# [What you need to do]
Using the data beneath, show every line that includes the word "Cotabato".

'''

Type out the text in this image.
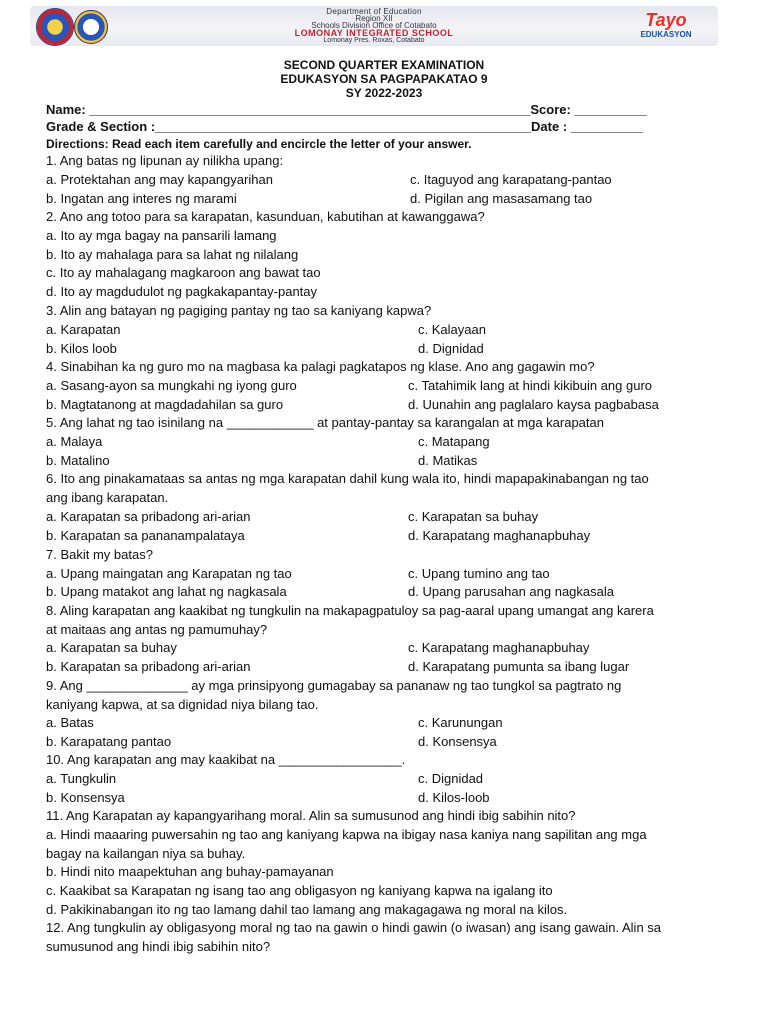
Department of Education
Region XII
Schools Division Office of Cotabato
LOMONAY INTEGRATED SCHOOL
Lomonay Pres. Roxas, Cotabato
Tayo
EDUKASYON
SECOND QUARTER EXAMINATION
EDUKASYON SA PAGPAPAKATAO 9
SY 2022-2023
Name: _____________________________________________________________Score: __________
Grade & Section :____________________________________________________Date : __________
Directions: Read each item carefully and encircle the letter of your answer.
1. Ang batas ng lipunan ay nilikha upang:
a. Protektahan ang may kapangyarihan	c. Itaguyod ang karapatang-pantao
b. Ingatan ang interes ng marami	d. Pigilan ang masasamang tao
2. Ano ang totoo para sa karapatan, kasunduan, kabutihan at kawanggawa?
a. Ito ay mga bagay na pansarili lamang
b. Ito ay mahalaga para sa lahat ng nilalang
c. Ito ay mahalagang magkaroon ang bawat tao
d. Ito ay magdudulot ng pagkakapantay-pantay
3. Alin ang batayan ng pagiging pantay ng tao sa kaniyang kapwa?
a. Karapatan	c. Kalayaan
b. Kilos loob	d. Dignidad
4. Sinabihan ka ng guro mo na magbasa ka palagi pagkatapos ng klase. Ano ang gagawin mo?
a. Sasang-ayon sa mungkahi ng iyong guro	c. Tatahimik lang at hindi kikibuin ang guro
b. Magtatanong at magdadahilan sa guro	d. Uunahin ang paglalaro kaysa pagbabasa
5. Ang lahat ng tao isinilang na ____________ at pantay-pantay sa karangalan at mga karapatan
a. Malaya	c. Matapang
b. Matalino	d. Matikas
6. Ito ang pinakamataas sa antas ng mga karapatan dahil kung wala ito, hindi mapapakinabangan ng tao
ang ibang karapatan.
a. Karapatan sa pribadong ari-arian	c. Karapatan sa buhay
b. Karapatan sa pananampalataya	d. Karapatang maghanapbuhay
7. Bakit my batas?
a. Upang maingatan ang Karapatan ng tao	c. Upang tumino ang tao
b. Upang matakot ang lahat ng nagkasala	d. Upang parusahan ang nagkasala
8. Aling karapatan ang kaakibat ng tungkulin na makapagpatuloy sa pag-aaral upang umangat ang karera
at maitaas ang antas ng pamumuhay?
a. Karapatan sa buhay	c. Karapatang maghanapbuhay
b. Karapatan sa pribadong ari-arian	d. Karapatang pumunta sa ibang lugar
9. Ang ______________ ay mga prinsipyong gumagabay sa pananaw ng tao tungkol sa pagtrato ng
kaniyang kapwa, at sa dignidad niya bilang tao.
a. Batas	c. Karunungan
b. Karapatang pantao	d. Konsensya
10. Ang karapatan ang may kaakibat na _________________.
a. Tungkulin	c. Dignidad
b. Konsensya	d. Kilos-loob
11. Ang Karapatan ay kapangyarihang moral. Alin sa sumusunod ang hindi ibig sabihin nito?
a. Hindi maaaring puwersahin ng tao ang kaniyang kapwa na ibigay nasa kaniya nang sapilitan ang mga
bagay na kailangan niya sa buhay.
b. Hindi nito maapektuhan ang buhay-pamayanan
c. Kaakibat sa Karapatan ng isang tao ang obligasyon ng kaniyang kapwa na igalang ito
d. Pakikinabangan ito ng tao lamang dahil tao lamang ang makagagawa ng moral na kilos.
12. Ang tungkulin ay obligasyong moral ng tao na gawin o hindi gawin (o iwasan) ang isang gawain. Alin sa
sumusunod ang hindi ibig sabihin nito?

'''

# [Completed task]
Schools Division Office of Cotabato
Lomonay Pres. Roxas, Cotabato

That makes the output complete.